# [QUOTED PASSAGE]
--

Mailing List Archive: Re: Download a whole website

[REBOL] Re: Download a whole website

From: oliva:david:seznam:cz at: 2-Aug-2002 14:54


Hello Abdel,

Thursday, July 25, 2002, 10:36:13 PM, you wrote:

AB> I know how to download a web page and save it to the disk, that if I know
AB> the name of the page. But if I want to download a whole website and save it
AB> to my hard drive?

I had one reb-bot for travelling on the net and searching for images
but he is really old (born in 2000) was not saving pages and had some
bugs inside so I decided to make new generation. Here is what I have
now (excuse the function 'uprav-url - it's from the old bot and needs
to be improved (and translated) as well)

What it does? Simply parses the html and sorts found urls to blocks:
images, stylesheets, linked scripts - I will add apllets and embedded
objects as well....

There are two things that want to discuss:

1.
  How to save page from url: http://localhost/
:(may be index.html default.html or what is specified on the server
side:(

2.
  Way how to encode file names of dynamic documents as:
  http://127.0.0.1:85/cgi-bin/getboard.r?boardID=default&lang=cz

and here is the script:

<code>
rebol [
    title: "Site downloader"
    purpose: {To download pages from some url with all content}
    author: {Oldes}
    email: [oliva--david--seznam--cz]

    comment: {This is not finished version... now it just parses the page and returns sorted 
    types of urls. Need to make saving the content and recursion for traveling from one page 
    to another}
    version: 0.0.1
]

page-url: to url! ask "start URL: "

--

# [PROVIDED DATA]
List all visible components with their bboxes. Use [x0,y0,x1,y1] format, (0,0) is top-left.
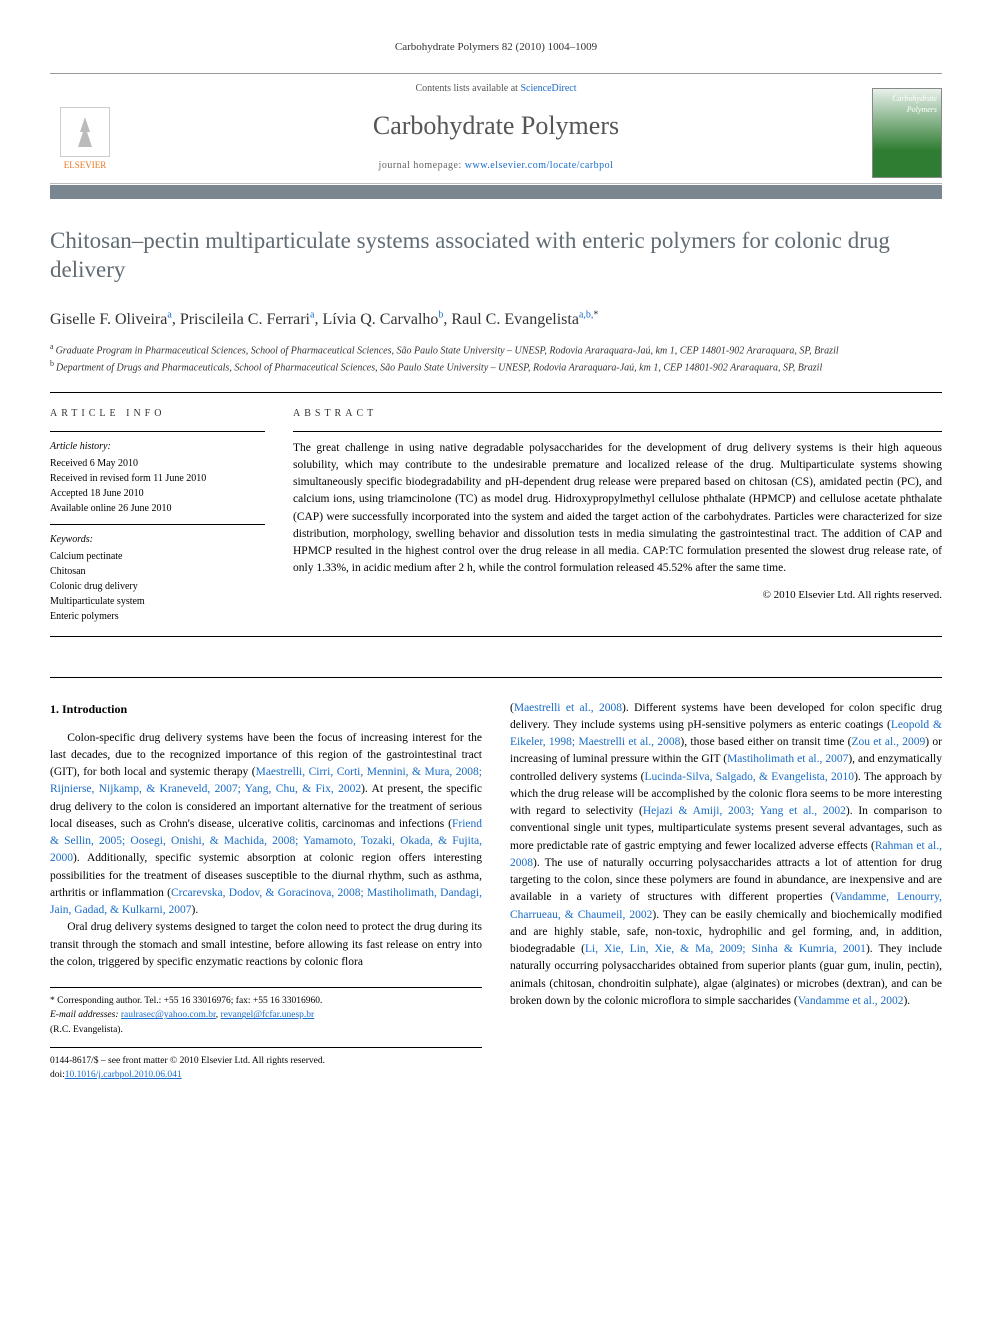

--

# [PARTS OF THE EXERCISE]
• a. In the mailing-list post on downloading a website, why did the writer decide to build a new generation of the bot? Answer in one to three sentences.
• b. Extend the mailing-list post on downloading a website, beginning right after its final line.
The material has no connection to the mailing-list post on downloading a website.

# [THE RESULTS]
• a. The writer's earlier bot for traveling the net and searching for images was really old, dating from 2000. It did not save pages and had some bugs inside, so the writer decided to make a new generation.

• b.
;page: read/binary page-url
page-markup: load/markup page-url ;to-string page

purl: decode-url page-url
if none? purl/path [purl/path: "/"]
purl/port-id: either none? purl/port-id [""][purl/port-id: join ":" purl/port-id]
base-href: rejoin [http:// purl/host purl/port-id purl/path]

images: make block! 50
links: make block! 500
scripts: make block! 10
stylesheets: make block! 10

tag-rules: [
    "img" copy x thru {src=} copy url [to { } | to end ] y: to end   (
        tag-name: "img"
        url: uprav-url url
        if all [none? find images url not none? url] [insert images url]
    )
    | "link" copy x thru {href=} copy url [to { } | to end ] y: to end (
        tag-name: "link"
        url: uprav-url url
        if all [none? find stylesheets url not none? url] [insert stylesheets url ]
    )
    | "script" copy x thru {src=} copy url [to { } | to end ] y: to end  (
        tag-name: "script"
        url: uprav-url url
        if all [none? find scripts url not none? url] [insert scripts url ]
    )
    | "BASE" copy x thru {href=} copy url [to { } | to end ] y: to end  (
        tag-name: "base"
        base-href: uprav-url url
        ;print rejoin ["new base-href: " base-href]
    )

    | "EMBED" copy x thru {src=} copy url [to { } | to end ] y: to end  (tag-name: "EMBED")
    | "a" copy x thru {href=} copy url [to { } | to end ] y: to end (
        tag-name: "a"
        url: uprav-url url
        if all [none? find links url not none? url] [insert links url ]
    )
]

    uprav-url: func [path [string!] /local u q w new-url][
        path: trim/with path {"}
        if find path "javascript:" [return none]
        if find path "mailto:" [return path]
        either found? find path "://" [
            return path
        ] [
            either path/1 = #"/" [
                parse base-href [copy w thru "://" copy q [to "/" | to end]]
                return newurl: rejoin [w q path]
            ] [
                site: tail parse (to-string skip base-href 7) "/"
                path: parse path "/"
                foreach p path [
                    either p = ".." [

                        if error? try [remove back site] [print "Spatny relativni odkaz"]
                    ] [
                        if p <> "." [append site p]
                    ]
                ]
                newurl: make string! ""
                foreach p head site [append newurl join p "/"]
                newurl: head clear back tail newurl
                replace/all newurl "//" "/"
                insert head newurl "http://"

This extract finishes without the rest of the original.